**What is expected:** Read the listing below and copy out every line that holds "حديث".

Records from a data collection

- - - - - - -

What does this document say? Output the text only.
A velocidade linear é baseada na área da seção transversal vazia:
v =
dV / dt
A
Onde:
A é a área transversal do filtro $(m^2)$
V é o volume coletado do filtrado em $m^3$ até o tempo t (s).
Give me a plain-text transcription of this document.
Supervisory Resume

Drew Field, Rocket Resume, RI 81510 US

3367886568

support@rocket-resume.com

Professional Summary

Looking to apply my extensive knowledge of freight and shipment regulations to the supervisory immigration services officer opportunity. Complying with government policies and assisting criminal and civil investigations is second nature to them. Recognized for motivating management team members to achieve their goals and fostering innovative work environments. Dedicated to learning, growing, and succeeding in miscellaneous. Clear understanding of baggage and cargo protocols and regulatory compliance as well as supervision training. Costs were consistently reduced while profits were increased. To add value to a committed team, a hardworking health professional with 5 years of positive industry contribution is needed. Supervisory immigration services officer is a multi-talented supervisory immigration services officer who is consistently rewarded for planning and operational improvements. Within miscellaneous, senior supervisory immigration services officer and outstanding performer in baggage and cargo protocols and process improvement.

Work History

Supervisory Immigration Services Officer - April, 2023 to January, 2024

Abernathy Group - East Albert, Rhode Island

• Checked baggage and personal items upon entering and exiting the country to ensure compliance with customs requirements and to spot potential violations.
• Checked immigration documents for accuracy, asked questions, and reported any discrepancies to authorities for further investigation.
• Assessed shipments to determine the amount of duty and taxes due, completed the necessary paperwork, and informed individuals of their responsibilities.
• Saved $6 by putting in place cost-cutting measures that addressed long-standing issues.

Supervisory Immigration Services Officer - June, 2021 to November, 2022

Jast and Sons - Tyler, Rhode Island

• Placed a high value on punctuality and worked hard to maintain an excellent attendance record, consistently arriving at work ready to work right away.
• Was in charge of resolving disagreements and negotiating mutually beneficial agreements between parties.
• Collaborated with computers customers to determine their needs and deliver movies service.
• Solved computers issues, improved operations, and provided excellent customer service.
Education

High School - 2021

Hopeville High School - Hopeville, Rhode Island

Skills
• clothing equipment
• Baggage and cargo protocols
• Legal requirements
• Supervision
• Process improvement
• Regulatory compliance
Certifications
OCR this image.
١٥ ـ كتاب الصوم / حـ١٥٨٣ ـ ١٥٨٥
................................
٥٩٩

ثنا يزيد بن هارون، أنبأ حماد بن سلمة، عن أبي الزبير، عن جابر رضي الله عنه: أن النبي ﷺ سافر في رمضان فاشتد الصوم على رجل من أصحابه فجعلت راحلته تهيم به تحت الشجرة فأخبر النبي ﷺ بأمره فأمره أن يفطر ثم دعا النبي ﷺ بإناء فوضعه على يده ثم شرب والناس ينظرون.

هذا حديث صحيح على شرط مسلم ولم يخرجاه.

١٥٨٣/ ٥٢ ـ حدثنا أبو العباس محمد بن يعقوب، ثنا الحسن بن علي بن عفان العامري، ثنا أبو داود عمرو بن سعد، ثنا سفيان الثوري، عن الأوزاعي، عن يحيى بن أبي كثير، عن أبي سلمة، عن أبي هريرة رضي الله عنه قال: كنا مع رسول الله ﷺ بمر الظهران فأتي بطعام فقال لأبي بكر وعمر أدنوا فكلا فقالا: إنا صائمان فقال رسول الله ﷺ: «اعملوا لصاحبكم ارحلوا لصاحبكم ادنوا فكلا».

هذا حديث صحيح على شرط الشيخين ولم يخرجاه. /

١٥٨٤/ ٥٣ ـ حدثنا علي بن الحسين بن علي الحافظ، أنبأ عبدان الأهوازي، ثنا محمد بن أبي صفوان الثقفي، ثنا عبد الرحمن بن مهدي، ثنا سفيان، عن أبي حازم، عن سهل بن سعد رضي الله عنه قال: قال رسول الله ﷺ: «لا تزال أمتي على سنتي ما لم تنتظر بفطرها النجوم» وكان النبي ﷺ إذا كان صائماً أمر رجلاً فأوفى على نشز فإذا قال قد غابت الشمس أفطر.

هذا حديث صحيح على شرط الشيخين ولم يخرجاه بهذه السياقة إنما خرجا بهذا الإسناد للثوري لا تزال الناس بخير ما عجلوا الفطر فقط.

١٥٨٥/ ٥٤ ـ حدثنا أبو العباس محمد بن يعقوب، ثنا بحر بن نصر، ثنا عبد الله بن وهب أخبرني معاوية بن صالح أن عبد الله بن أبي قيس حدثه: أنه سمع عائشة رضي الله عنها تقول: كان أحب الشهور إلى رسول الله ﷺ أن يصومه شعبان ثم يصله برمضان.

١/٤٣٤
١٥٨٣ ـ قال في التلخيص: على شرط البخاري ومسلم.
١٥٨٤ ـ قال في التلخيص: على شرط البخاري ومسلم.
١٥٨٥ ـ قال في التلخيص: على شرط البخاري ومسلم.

- - - - - - -

**Output for this task:**
هذا حديث صحيح على شرط مسلم ولم يخرجاه.
هذا حديث صحيح على شرط الشيخين ولم يخرجاه. /
هذا حديث صحيح على شرط الشيخين ولم يخرجاه بهذه السياقة إنما خرجا بهذا الإسناد للثوري لا تزال الناس بخير ما عجلوا الفطر فقط.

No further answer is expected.